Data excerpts
= = =
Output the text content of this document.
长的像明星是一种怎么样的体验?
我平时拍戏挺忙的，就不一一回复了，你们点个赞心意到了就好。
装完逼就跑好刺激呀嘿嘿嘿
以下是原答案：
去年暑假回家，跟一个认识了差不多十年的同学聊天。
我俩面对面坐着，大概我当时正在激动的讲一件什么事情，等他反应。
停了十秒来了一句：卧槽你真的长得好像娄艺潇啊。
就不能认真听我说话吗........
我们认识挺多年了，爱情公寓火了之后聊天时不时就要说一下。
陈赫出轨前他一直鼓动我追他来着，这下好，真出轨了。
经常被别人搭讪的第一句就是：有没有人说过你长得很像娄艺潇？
= = =
→ WORK TO DO
Copy out the data shown above without altering anything.

→ RESPONSE TO THE EXERCISE
Output the text content of this document.
长的像明星是一种怎么样的体验?
我平时拍戏挺忙的，就不一一回复了，你们点个赞心意到了就好。
装完逼就跑好刺激呀嘿嘿嘿
以下是原答案：
去年暑假回家，跟一个认识了差不多十年的同学聊天。
我俩面对面坐着，大概我当时正在激动的讲一件什么事情，等他反应。
停了十秒来了一句：卧槽你真的长得好像娄艺潇啊。
就不能认真听我说话吗........
我们认识挺多年了，爱情公寓火了之后聊天时不时就要说一下。
陈赫出轨前他一直鼓动我追他来着，这下好，真出轨了。
经常被别人搭讪的第一句就是：有没有人说过你长得很像娄艺潇？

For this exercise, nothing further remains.